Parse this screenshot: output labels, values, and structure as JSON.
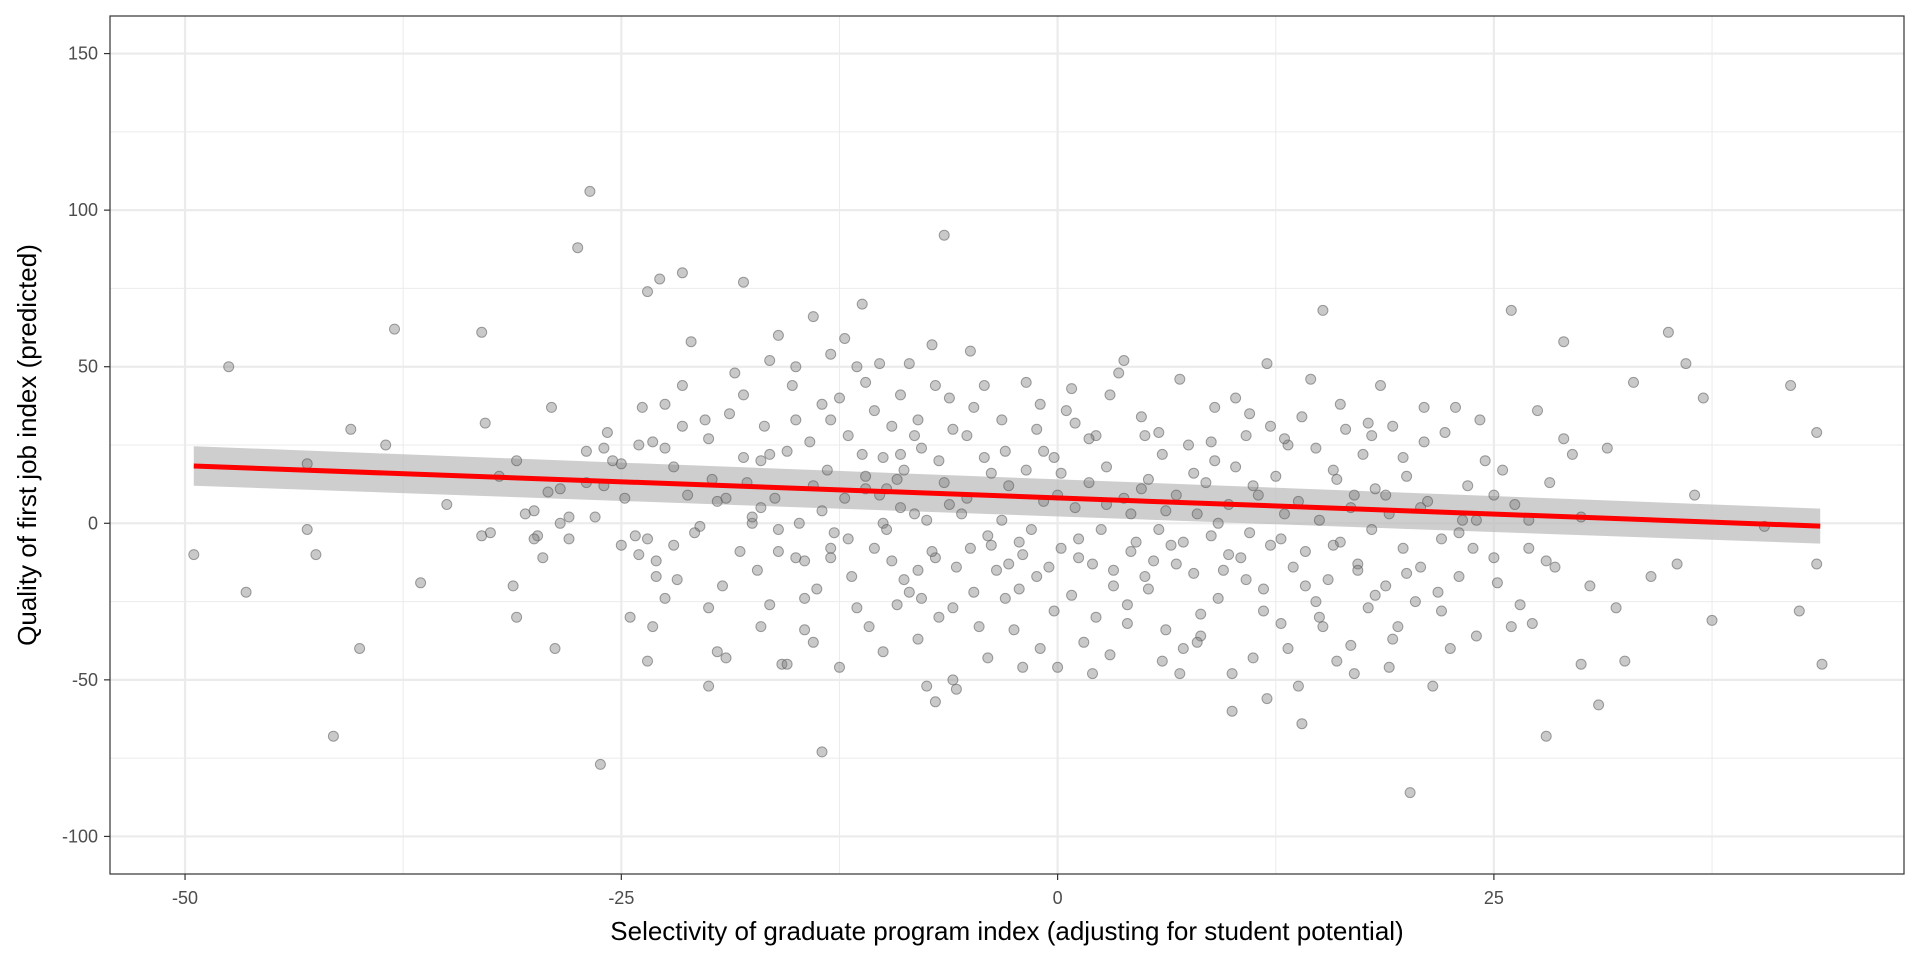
{
  "chart_data": {
    "type": "scatter",
    "title": "",
    "xlabel": "Selectivity of graduate program index (adjusting for student potential)",
    "ylabel": "Quality of first job index (predicted)",
    "xlim": [
      -54.3,
      48.5
    ],
    "ylim": [
      -112,
      162
    ],
    "x_ticks": [
      -50,
      -25,
      0,
      25
    ],
    "x_tick_labels": [
      "-50",
      "-25",
      "0",
      "25"
    ],
    "y_ticks": [
      -100,
      -50,
      0,
      50,
      100,
      150
    ],
    "y_tick_labels": [
      "-100",
      "-50",
      "0",
      "50",
      "100",
      "150"
    ],
    "grid": true,
    "legend": "none",
    "colors": {
      "points": "#7f7f7f",
      "fit_line": "#ff0000",
      "confidence_band": "#bdbdbd",
      "grid": "#ebebeb",
      "panel_border": "#333333"
    },
    "fit": {
      "method": "linear",
      "x": [
        -49.5,
        43.7
      ],
      "y": [
        18.3,
        -0.9
      ],
      "ci_lower": [
        12.0,
        -6.5
      ],
      "ci_upper": [
        24.6,
        4.7
      ]
    },
    "points": [
      [
        -49.5,
        -10
      ],
      [
        -47.5,
        50
      ],
      [
        -46.5,
        -22
      ],
      [
        -43,
        19
      ],
      [
        -43,
        -2
      ],
      [
        -42.5,
        -10
      ],
      [
        -41.5,
        -68
      ],
      [
        -40.5,
        30
      ],
      [
        -40,
        -40
      ],
      [
        -38.5,
        25
      ],
      [
        -38,
        62
      ],
      [
        -36.5,
        -19
      ],
      [
        -35,
        6
      ],
      [
        -33,
        61
      ],
      [
        -33,
        -4
      ],
      [
        -32.8,
        32
      ],
      [
        -32.5,
        -3
      ],
      [
        -32,
        15
      ],
      [
        -31.2,
        -20
      ],
      [
        -31,
        -30
      ],
      [
        -31,
        20
      ],
      [
        -30.5,
        3
      ],
      [
        -30,
        4
      ],
      [
        -29.8,
        -4
      ],
      [
        -29.5,
        -11
      ],
      [
        -29.2,
        10
      ],
      [
        -29,
        37
      ],
      [
        -28.8,
        -40
      ],
      [
        -28.5,
        11
      ],
      [
        -28.5,
        0
      ],
      [
        -28,
        -5
      ],
      [
        -27.5,
        88
      ],
      [
        -27,
        13
      ],
      [
        -26.8,
        106
      ],
      [
        -26.2,
        -77
      ],
      [
        -26,
        24
      ],
      [
        -25.8,
        29
      ],
      [
        -25.5,
        20
      ],
      [
        -25,
        19
      ],
      [
        -24.5,
        -30
      ],
      [
        -24,
        25
      ],
      [
        -23.8,
        37
      ],
      [
        -23.5,
        74
      ],
      [
        -23.5,
        -5
      ],
      [
        -23.5,
        -44
      ],
      [
        -23.2,
        26
      ],
      [
        -23.2,
        -33
      ],
      [
        -23,
        -12
      ],
      [
        -23,
        -17
      ],
      [
        -22.8,
        78
      ],
      [
        -22.5,
        24
      ],
      [
        -22.5,
        38
      ],
      [
        -22,
        -7
      ],
      [
        -21.5,
        44
      ],
      [
        -21.5,
        80
      ],
      [
        -21,
        58
      ],
      [
        -20.5,
        -1
      ],
      [
        -20,
        -52
      ],
      [
        -20,
        27
      ],
      [
        -19.5,
        -41
      ],
      [
        -19.5,
        7
      ],
      [
        -19,
        8
      ],
      [
        -18.5,
        48
      ],
      [
        -18,
        21
      ],
      [
        -18,
        77
      ],
      [
        -17.5,
        0
      ],
      [
        -17.5,
        2
      ],
      [
        -17,
        5
      ],
      [
        -17,
        20
      ],
      [
        -16.5,
        -26
      ],
      [
        -16.5,
        52
      ],
      [
        -16.5,
        22
      ],
      [
        -16,
        60
      ],
      [
        -16,
        -9
      ],
      [
        -15.8,
        -45
      ],
      [
        -15.5,
        -45
      ],
      [
        -15.5,
        23
      ],
      [
        -15,
        -11
      ],
      [
        -15,
        33
      ],
      [
        -14.5,
        -34
      ],
      [
        -14.5,
        -12
      ],
      [
        -14.5,
        -24
      ],
      [
        -14,
        12
      ],
      [
        -14,
        66
      ],
      [
        -13.5,
        38
      ],
      [
        -13.5,
        -73
      ],
      [
        -13.5,
        4
      ],
      [
        -13,
        -8
      ],
      [
        -13,
        -11
      ],
      [
        -13,
        33
      ],
      [
        -12.5,
        40
      ],
      [
        -12.5,
        -46
      ],
      [
        -12.2,
        59
      ],
      [
        -12,
        28
      ],
      [
        -11.5,
        50
      ],
      [
        -11.5,
        -27
      ],
      [
        -11.2,
        70
      ],
      [
        -11,
        11
      ],
      [
        -11,
        15
      ],
      [
        -10.5,
        -8
      ],
      [
        -10.5,
        36
      ],
      [
        -10.2,
        51
      ],
      [
        -10,
        21
      ],
      [
        -10,
        0
      ],
      [
        -9.8,
        11
      ],
      [
        -9.5,
        -12
      ],
      [
        -9.5,
        31
      ],
      [
        -9.2,
        -26
      ],
      [
        -9,
        41
      ],
      [
        -9,
        5
      ],
      [
        -8.8,
        17
      ],
      [
        -8.5,
        -22
      ],
      [
        -8.5,
        51
      ],
      [
        -8.2,
        28
      ],
      [
        -8,
        33
      ],
      [
        -8,
        -15
      ],
      [
        -7.8,
        -24
      ],
      [
        -7.5,
        -52
      ],
      [
        -7.5,
        1
      ],
      [
        -7.2,
        57
      ],
      [
        -7,
        -11
      ],
      [
        -7,
        -57
      ],
      [
        -6.8,
        20
      ],
      [
        -6.5,
        92
      ],
      [
        -6.5,
        13
      ],
      [
        -6.2,
        6
      ],
      [
        -6,
        -50
      ],
      [
        -6,
        30
      ],
      [
        -5.8,
        -53
      ],
      [
        -5.5,
        3
      ],
      [
        -5.2,
        28
      ],
      [
        -5,
        -8
      ],
      [
        -4.8,
        37
      ],
      [
        -4.5,
        -33
      ],
      [
        -4.2,
        21
      ],
      [
        -4,
        -4
      ],
      [
        -3.8,
        16
      ],
      [
        -3.5,
        -15
      ],
      [
        -3.2,
        1
      ],
      [
        -3,
        -24
      ],
      [
        -2.8,
        -13
      ],
      [
        -2.5,
        -34
      ],
      [
        -2.2,
        -21
      ],
      [
        -2,
        -10
      ],
      [
        -1.8,
        17
      ],
      [
        -1.5,
        -2
      ],
      [
        -1.2,
        30
      ],
      [
        -1,
        -40
      ],
      [
        -0.8,
        7
      ],
      [
        -0.5,
        -14
      ],
      [
        -0.2,
        21
      ],
      [
        0,
        9
      ],
      [
        0.2,
        -8
      ],
      [
        0.5,
        36
      ],
      [
        0.8,
        -23
      ],
      [
        1,
        5
      ],
      [
        1.2,
        -5
      ],
      [
        1.5,
        -38
      ],
      [
        1.8,
        13
      ],
      [
        2,
        -13
      ],
      [
        2.2,
        28
      ],
      [
        2.5,
        -2
      ],
      [
        2.8,
        18
      ],
      [
        3,
        -42
      ],
      [
        3.2,
        -15
      ],
      [
        3.5,
        48
      ],
      [
        3.8,
        8
      ],
      [
        4,
        -26
      ],
      [
        4.2,
        3
      ],
      [
        4.5,
        -6
      ],
      [
        4.8,
        34
      ],
      [
        5,
        -17
      ],
      [
        5.2,
        14
      ],
      [
        5.5,
        -12
      ],
      [
        5.8,
        -2
      ],
      [
        6,
        22
      ],
      [
        6.2,
        -34
      ],
      [
        6.5,
        -7
      ],
      [
        6.8,
        9
      ],
      [
        7,
        -48
      ],
      [
        7.2,
        -40
      ],
      [
        7.5,
        25
      ],
      [
        7.8,
        -16
      ],
      [
        8,
        3
      ],
      [
        8.2,
        -29
      ],
      [
        8.5,
        13
      ],
      [
        8.8,
        -4
      ],
      [
        9,
        37
      ],
      [
        9.2,
        -24
      ],
      [
        9.5,
        -15
      ],
      [
        9.8,
        6
      ],
      [
        10,
        -60
      ],
      [
        10.2,
        18
      ],
      [
        10.5,
        -11
      ],
      [
        10.8,
        28
      ],
      [
        11,
        -3
      ],
      [
        11.2,
        -43
      ],
      [
        11.5,
        9
      ],
      [
        11.8,
        -21
      ],
      [
        12,
        51
      ],
      [
        12.2,
        -7
      ],
      [
        12.5,
        15
      ],
      [
        12.8,
        -32
      ],
      [
        13,
        3
      ],
      [
        13.2,
        25
      ],
      [
        13.5,
        -14
      ],
      [
        13.8,
        -52
      ],
      [
        14,
        34
      ],
      [
        14.2,
        -9
      ],
      [
        14.5,
        46
      ],
      [
        14.8,
        -25
      ],
      [
        15,
        1
      ],
      [
        15.2,
        68
      ],
      [
        15.5,
        -18
      ],
      [
        15.8,
        17
      ],
      [
        16,
        -44
      ],
      [
        16.2,
        -6
      ],
      [
        16.5,
        30
      ],
      [
        16.8,
        -39
      ],
      [
        17,
        9
      ],
      [
        17.2,
        -13
      ],
      [
        17.5,
        22
      ],
      [
        17.8,
        -27
      ],
      [
        18,
        -2
      ],
      [
        18.2,
        11
      ],
      [
        18.5,
        44
      ],
      [
        18.8,
        -20
      ],
      [
        19,
        3
      ],
      [
        19.2,
        31
      ],
      [
        19.5,
        -33
      ],
      [
        19.8,
        -8
      ],
      [
        20,
        15
      ],
      [
        20.2,
        -86
      ],
      [
        20.5,
        -25
      ],
      [
        20.8,
        5
      ],
      [
        21,
        26
      ],
      [
        21.5,
        -52
      ],
      [
        22,
        -5
      ],
      [
        22.5,
        -40
      ],
      [
        22.8,
        37
      ],
      [
        23,
        -17
      ],
      [
        23.5,
        12
      ],
      [
        24,
        -36
      ],
      [
        24.5,
        20
      ],
      [
        25,
        -11
      ],
      [
        25.5,
        17
      ],
      [
        26,
        68
      ],
      [
        26.5,
        -26
      ],
      [
        27,
        -8
      ],
      [
        27.5,
        36
      ],
      [
        28,
        -68
      ],
      [
        28.5,
        -14
      ],
      [
        29,
        58
      ],
      [
        29.5,
        22
      ],
      [
        30,
        -45
      ],
      [
        30.5,
        -20
      ],
      [
        31,
        -58
      ],
      [
        31.5,
        24
      ],
      [
        32,
        -27
      ],
      [
        32.5,
        -44
      ],
      [
        33,
        45
      ],
      [
        34,
        -17
      ],
      [
        35,
        61
      ],
      [
        35.5,
        -13
      ],
      [
        36,
        51
      ],
      [
        36.5,
        9
      ],
      [
        37,
        40
      ],
      [
        37.5,
        -31
      ],
      [
        40.5,
        -1
      ],
      [
        42,
        44
      ],
      [
        42.5,
        -28
      ],
      [
        43.5,
        29
      ],
      [
        43.5,
        -13
      ],
      [
        43.8,
        -45
      ],
      [
        -27,
        23
      ],
      [
        -26.5,
        2
      ],
      [
        -26,
        12
      ],
      [
        -25,
        -7
      ],
      [
        -24.8,
        8
      ],
      [
        -24.2,
        -4
      ],
      [
        -22,
        18
      ],
      [
        -21.8,
        -18
      ],
      [
        -21.2,
        9
      ],
      [
        -20.8,
        -3
      ],
      [
        -20.2,
        33
      ],
      [
        -19.8,
        14
      ],
      [
        -19.2,
        -20
      ],
      [
        -18.8,
        35
      ],
      [
        -18.2,
        -9
      ],
      [
        -17.8,
        13
      ],
      [
        -17.2,
        -15
      ],
      [
        -16.8,
        31
      ],
      [
        -16.2,
        8
      ],
      [
        -15.2,
        44
      ],
      [
        -14.8,
        0
      ],
      [
        -14.2,
        26
      ],
      [
        -13.8,
        -21
      ],
      [
        -13.2,
        17
      ],
      [
        -12.8,
        -3
      ],
      [
        -12.2,
        8
      ],
      [
        -11.8,
        -17
      ],
      [
        -11.2,
        22
      ],
      [
        -10.8,
        -33
      ],
      [
        -10.2,
        9
      ],
      [
        -9.8,
        -2
      ],
      [
        -9.2,
        14
      ],
      [
        -8.8,
        -18
      ],
      [
        -8.2,
        3
      ],
      [
        -7.8,
        24
      ],
      [
        -7.2,
        -9
      ],
      [
        -6.8,
        -30
      ],
      [
        -6.2,
        40
      ],
      [
        -5.8,
        -14
      ],
      [
        -5.2,
        8
      ],
      [
        -4.8,
        -22
      ],
      [
        -4.2,
        44
      ],
      [
        -3.8,
        -7
      ],
      [
        -3.2,
        33
      ],
      [
        -2.8,
        12
      ],
      [
        -2.2,
        -6
      ],
      [
        -1.8,
        45
      ],
      [
        -1.2,
        -17
      ],
      [
        -0.8,
        23
      ],
      [
        -0.2,
        -28
      ],
      [
        0.2,
        16
      ],
      [
        0.8,
        43
      ],
      [
        1.2,
        -11
      ],
      [
        1.8,
        27
      ],
      [
        2.2,
        -30
      ],
      [
        2.8,
        6
      ],
      [
        3.2,
        -20
      ],
      [
        3.8,
        52
      ],
      [
        4.2,
        -9
      ],
      [
        4.8,
        11
      ],
      [
        5.2,
        -21
      ],
      [
        5.8,
        29
      ],
      [
        6.2,
        4
      ],
      [
        6.8,
        -13
      ],
      [
        7.2,
        -6
      ],
      [
        7.8,
        16
      ],
      [
        8.2,
        -36
      ],
      [
        8.8,
        26
      ],
      [
        9.2,
        0
      ],
      [
        9.8,
        -10
      ],
      [
        10.2,
        40
      ],
      [
        10.8,
        -18
      ],
      [
        11.2,
        12
      ],
      [
        11.8,
        -28
      ],
      [
        12.2,
        31
      ],
      [
        12.8,
        -5
      ],
      [
        13.2,
        -40
      ],
      [
        13.8,
        7
      ],
      [
        14.2,
        -20
      ],
      [
        14.8,
        24
      ],
      [
        15.2,
        -33
      ],
      [
        15.8,
        -7
      ],
      [
        16.2,
        38
      ],
      [
        16.8,
        5
      ],
      [
        17.2,
        -15
      ],
      [
        17.8,
        32
      ],
      [
        18.2,
        -23
      ],
      [
        18.8,
        9
      ],
      [
        19.2,
        -37
      ],
      [
        19.8,
        21
      ],
      [
        20.8,
        -14
      ],
      [
        21.2,
        7
      ],
      [
        21.8,
        -22
      ],
      [
        22.2,
        29
      ],
      [
        23.2,
        1
      ],
      [
        23.8,
        -8
      ],
      [
        24.2,
        33
      ],
      [
        25.2,
        -19
      ],
      [
        26.2,
        6
      ],
      [
        27.2,
        -32
      ],
      [
        28.2,
        13
      ],
      [
        -30,
        -5
      ],
      [
        -28,
        2
      ],
      [
        -24,
        -10
      ],
      [
        -22.5,
        -24
      ],
      [
        -21.5,
        31
      ],
      [
        -20,
        -27
      ],
      [
        -19,
        -43
      ],
      [
        -18,
        41
      ],
      [
        -17,
        -33
      ],
      [
        -16,
        -2
      ],
      [
        -15,
        50
      ],
      [
        -14,
        -38
      ],
      [
        -13,
        54
      ],
      [
        -12,
        -5
      ],
      [
        -11,
        45
      ],
      [
        -10,
        -41
      ],
      [
        -9,
        22
      ],
      [
        -8,
        -37
      ],
      [
        -7,
        44
      ],
      [
        -6,
        -27
      ],
      [
        -5,
        55
      ],
      [
        -4,
        -43
      ],
      [
        -3,
        23
      ],
      [
        -2,
        -46
      ],
      [
        -1,
        38
      ],
      [
        0,
        -46
      ],
      [
        1,
        32
      ],
      [
        2,
        -48
      ],
      [
        3,
        41
      ],
      [
        4,
        -32
      ],
      [
        5,
        28
      ],
      [
        6,
        -44
      ],
      [
        7,
        46
      ],
      [
        8,
        -38
      ],
      [
        9,
        20
      ],
      [
        10,
        -48
      ],
      [
        11,
        35
      ],
      [
        12,
        -56
      ],
      [
        13,
        27
      ],
      [
        14,
        -64
      ],
      [
        15,
        -30
      ],
      [
        16,
        14
      ],
      [
        17,
        -48
      ],
      [
        18,
        28
      ],
      [
        19,
        -46
      ],
      [
        20,
        -16
      ],
      [
        21,
        37
      ],
      [
        22,
        -28
      ],
      [
        23,
        -3
      ],
      [
        24,
        1
      ],
      [
        25,
        9
      ],
      [
        26,
        -33
      ],
      [
        27,
        1
      ],
      [
        28,
        -12
      ],
      [
        29,
        27
      ],
      [
        30,
        2
      ]
    ]
  }
}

○ ○ ○ ○ ○ ○ ○

**What is being asked:** Copy out each line of the entries that holds "index".

**Output of the exercise:**
    "xlabel": "Selectivity of graduate program index (adjusting for student potential)",
    "ylabel": "Quality of first job index (predicted)",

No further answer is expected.